— Start of SUPPLIED MATERIAL —
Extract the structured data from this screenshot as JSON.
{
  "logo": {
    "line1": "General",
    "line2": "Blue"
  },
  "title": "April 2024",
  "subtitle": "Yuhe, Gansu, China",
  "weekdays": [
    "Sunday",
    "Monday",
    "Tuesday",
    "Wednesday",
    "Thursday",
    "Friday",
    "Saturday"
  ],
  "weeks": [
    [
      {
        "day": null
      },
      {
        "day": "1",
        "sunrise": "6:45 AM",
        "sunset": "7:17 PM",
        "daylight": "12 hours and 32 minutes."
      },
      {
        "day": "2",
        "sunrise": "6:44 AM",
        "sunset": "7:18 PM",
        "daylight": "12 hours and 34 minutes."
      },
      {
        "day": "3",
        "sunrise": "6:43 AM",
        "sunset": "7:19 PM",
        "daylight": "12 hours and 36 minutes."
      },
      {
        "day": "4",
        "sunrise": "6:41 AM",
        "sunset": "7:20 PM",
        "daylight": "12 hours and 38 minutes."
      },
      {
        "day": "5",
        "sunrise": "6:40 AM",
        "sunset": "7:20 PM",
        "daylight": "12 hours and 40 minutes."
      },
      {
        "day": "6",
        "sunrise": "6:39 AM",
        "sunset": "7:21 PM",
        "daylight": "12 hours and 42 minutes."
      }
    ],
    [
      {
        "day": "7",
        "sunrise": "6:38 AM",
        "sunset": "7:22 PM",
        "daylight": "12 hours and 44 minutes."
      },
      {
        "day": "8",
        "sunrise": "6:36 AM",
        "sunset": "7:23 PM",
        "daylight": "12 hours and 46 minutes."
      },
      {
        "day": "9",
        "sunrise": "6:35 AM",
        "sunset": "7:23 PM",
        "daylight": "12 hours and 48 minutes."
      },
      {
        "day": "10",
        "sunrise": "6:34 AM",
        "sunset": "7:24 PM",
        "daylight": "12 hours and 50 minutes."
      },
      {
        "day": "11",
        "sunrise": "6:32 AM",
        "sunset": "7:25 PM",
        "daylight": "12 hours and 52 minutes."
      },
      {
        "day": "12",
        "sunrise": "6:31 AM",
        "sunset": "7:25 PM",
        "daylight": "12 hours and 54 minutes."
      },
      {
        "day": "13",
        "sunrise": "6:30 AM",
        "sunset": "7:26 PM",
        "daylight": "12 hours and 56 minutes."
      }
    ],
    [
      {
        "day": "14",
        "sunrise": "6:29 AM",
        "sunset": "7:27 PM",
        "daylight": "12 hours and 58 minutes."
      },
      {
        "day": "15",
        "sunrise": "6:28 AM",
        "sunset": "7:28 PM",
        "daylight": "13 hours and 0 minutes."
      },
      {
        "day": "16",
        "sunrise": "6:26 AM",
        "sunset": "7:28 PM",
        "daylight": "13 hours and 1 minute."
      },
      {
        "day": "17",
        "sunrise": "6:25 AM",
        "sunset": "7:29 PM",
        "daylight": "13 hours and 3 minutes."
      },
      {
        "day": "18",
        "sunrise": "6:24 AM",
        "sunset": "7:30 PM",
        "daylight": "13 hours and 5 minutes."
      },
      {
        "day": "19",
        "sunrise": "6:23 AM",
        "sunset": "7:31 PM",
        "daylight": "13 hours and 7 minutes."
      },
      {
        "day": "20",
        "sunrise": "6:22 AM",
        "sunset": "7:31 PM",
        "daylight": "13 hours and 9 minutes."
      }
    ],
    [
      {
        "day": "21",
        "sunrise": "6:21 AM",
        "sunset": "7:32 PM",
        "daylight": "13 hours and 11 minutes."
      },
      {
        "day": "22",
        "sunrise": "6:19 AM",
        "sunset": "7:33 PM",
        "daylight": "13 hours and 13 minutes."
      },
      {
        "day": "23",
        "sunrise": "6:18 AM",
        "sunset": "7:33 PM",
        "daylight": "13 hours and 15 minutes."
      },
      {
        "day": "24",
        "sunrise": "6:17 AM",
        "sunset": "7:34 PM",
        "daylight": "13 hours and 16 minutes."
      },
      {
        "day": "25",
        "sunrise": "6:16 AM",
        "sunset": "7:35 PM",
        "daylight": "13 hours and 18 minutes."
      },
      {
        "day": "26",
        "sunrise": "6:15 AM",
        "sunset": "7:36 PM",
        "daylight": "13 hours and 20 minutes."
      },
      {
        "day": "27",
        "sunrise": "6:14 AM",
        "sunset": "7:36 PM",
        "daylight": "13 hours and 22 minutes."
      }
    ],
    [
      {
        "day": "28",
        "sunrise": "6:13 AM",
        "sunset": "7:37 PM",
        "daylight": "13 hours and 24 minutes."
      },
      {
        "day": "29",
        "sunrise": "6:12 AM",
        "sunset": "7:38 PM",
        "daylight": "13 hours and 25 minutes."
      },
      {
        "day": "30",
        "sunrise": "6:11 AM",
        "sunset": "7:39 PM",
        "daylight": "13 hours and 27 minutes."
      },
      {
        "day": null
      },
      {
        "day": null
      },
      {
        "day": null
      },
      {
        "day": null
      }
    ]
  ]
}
— End of SUPPLIED MATERIAL —
— YOUR GOAL —
Transcribe all lines as written.

— EXERCISE RESPONSE —
Extract the structured data from this screenshot as JSON.
{
  "logo": {
    "line1": "General",
    "line2": "Blue"
  },
  "title": "April 2024",
  "subtitle": "Yuhe, Gansu, China",
  "weekdays": [
    "Sunday",
    "Monday",
    "Tuesday",
    "Wednesday",
    "Thursday",
    "Friday",
    "Saturday"
  ],
  "weeks": [
    [
      {
        "day": null
      },
      {
        "day": "1",
        "sunrise": "6:45 AM",
        "sunset": "7:17 PM",
        "daylight": "12 hours and 32 minutes."
      },
      {
        "day": "2",
        "sunrise": "6:44 AM",
        "sunset": "7:18 PM",
        "daylight": "12 hours and 34 minutes."
      },
      {
        "day": "3",
        "sunrise": "6:43 AM",
        "sunset": "7:19 PM",
        "daylight": "12 hours and 36 minutes."
      },
      {
        "day": "4",
        "sunrise": "6:41 AM",
        "sunset": "7:20 PM",
        "daylight": "12 hours and 38 minutes."
      },
      {
        "day": "5",
        "sunrise": "6:40 AM",
        "sunset": "7:20 PM",
        "daylight": "12 hours and 40 minutes."
      },
      {
        "day": "6",
        "sunrise": "6:39 AM",
        "sunset": "7:21 PM",
        "daylight": "12 hours and 42 minutes."
      }
    ],
    [
      {
        "day": "7",
        "sunrise": "6:38 AM",
        "sunset": "7:22 PM",
        "daylight": "12 hours and 44 minutes."
      },
      {
        "day": "8",
        "sunrise": "6:36 AM",
        "sunset": "7:23 PM",
        "daylight": "12 hours and 46 minutes."
      },
      {
        "day": "9",
        "sunrise": "6:35 AM",
        "sunset": "7:23 PM",
        "daylight": "12 hours and 48 minutes."
      },
      {
        "day": "10",
        "sunrise": "6:34 AM",
        "sunset": "7:24 PM",
        "daylight": "12 hours and 50 minutes."
      },
      {
        "day": "11",
        "sunrise": "6:32 AM",
        "sunset": "7:25 PM",
        "daylight": "12 hours and 52 minutes."
      },
      {
        "day": "12",
        "sunrise": "6:31 AM",
        "sunset": "7:25 PM",
        "daylight": "12 hours and 54 minutes."
      },
      {
        "day": "13",
        "sunrise": "6:30 AM",
        "sunset": "7:26 PM",
        "daylight": "12 hours and 56 minutes."
      }
    ],
    [
      {
        "day": "14",
        "sunrise": "6:29 AM",
        "sunset": "7:27 PM",
        "daylight": "12 hours and 58 minutes."
      },
      {
        "day": "15",
        "sunrise": "6:28 AM",
        "sunset": "7:28 PM",
        "daylight": "13 hours and 0 minutes."
      },
      {
        "day": "16",
        "sunrise": "6:26 AM",
        "sunset": "7:28 PM",
        "daylight": "13 hours and 1 minute."
      },
      {
        "day": "17",
        "sunrise": "6:25 AM",
        "sunset": "7:29 PM",
        "daylight": "13 hours and 3 minutes."
      },
      {
        "day": "18",
        "sunrise": "6:24 AM",
        "sunset": "7:30 PM",
        "daylight": "13 hours and 5 minutes."
      },
      {
        "day": "19",
        "sunrise": "6:23 AM",
        "sunset": "7:31 PM",
        "daylight": "13 hours and 7 minutes."
      },
      {
        "day": "20",
        "sunrise": "6:22 AM",
        "sunset": "7:31 PM",
        "daylight": "13 hours and 9 minutes."
      }
    ],
    [
      {
        "day": "21",
        "sunrise": "6:21 AM",
        "sunset": "7:32 PM",
        "daylight": "13 hours and 11 minutes."
      },
      {
        "day": "22",
        "sunrise": "6:19 AM",
        "sunset": "7:33 PM",
        "daylight": "13 hours and 13 minutes."
      },
      {
        "day": "23",
        "sunrise": "6:18 AM",
        "sunset": "7:33 PM",
        "daylight": "13 hours and 15 minutes."
      },
      {
        "day": "24",
        "sunrise": "6:17 AM",
        "sunset": "7:34 PM",
        "daylight": "13 hours and 16 minutes."
      },
      {
        "day": "25",
        "sunrise": "6:16 AM",
        "sunset": "7:35 PM",
        "daylight": "13 hours and 18 minutes."
      },
      {
        "day": "26",
        "sunrise": "6:15 AM",
        "sunset": "7:36 PM",
        "daylight": "13 hours and 20 minutes."
      },
      {
        "day": "27",
        "sunrise": "6:14 AM",
        "sunset": "7:36 PM",
        "daylight": "13 hours and 22 minutes."
      }
    ],
    [
      {
        "day": "28",
        "sunrise": "6:13 AM",
        "sunset": "7:37 PM",
        "daylight": "13 hours and 24 minutes."
      },
      {
        "day": "29",
        "sunrise": "6:12 AM",
        "sunset": "7:38 PM",
        "daylight": "13 hours and 25 minutes."
      },
      {
        "day": "30",
        "sunrise": "6:11 AM",
        "sunset": "7:39 PM",
        "daylight": "13 hours and 27 minutes."
      },
      {
        "day": null
      },
      {
        "day": null
      },
      {
        "day": null
      },
      {
        "day": null
      }
    ]
  ]
}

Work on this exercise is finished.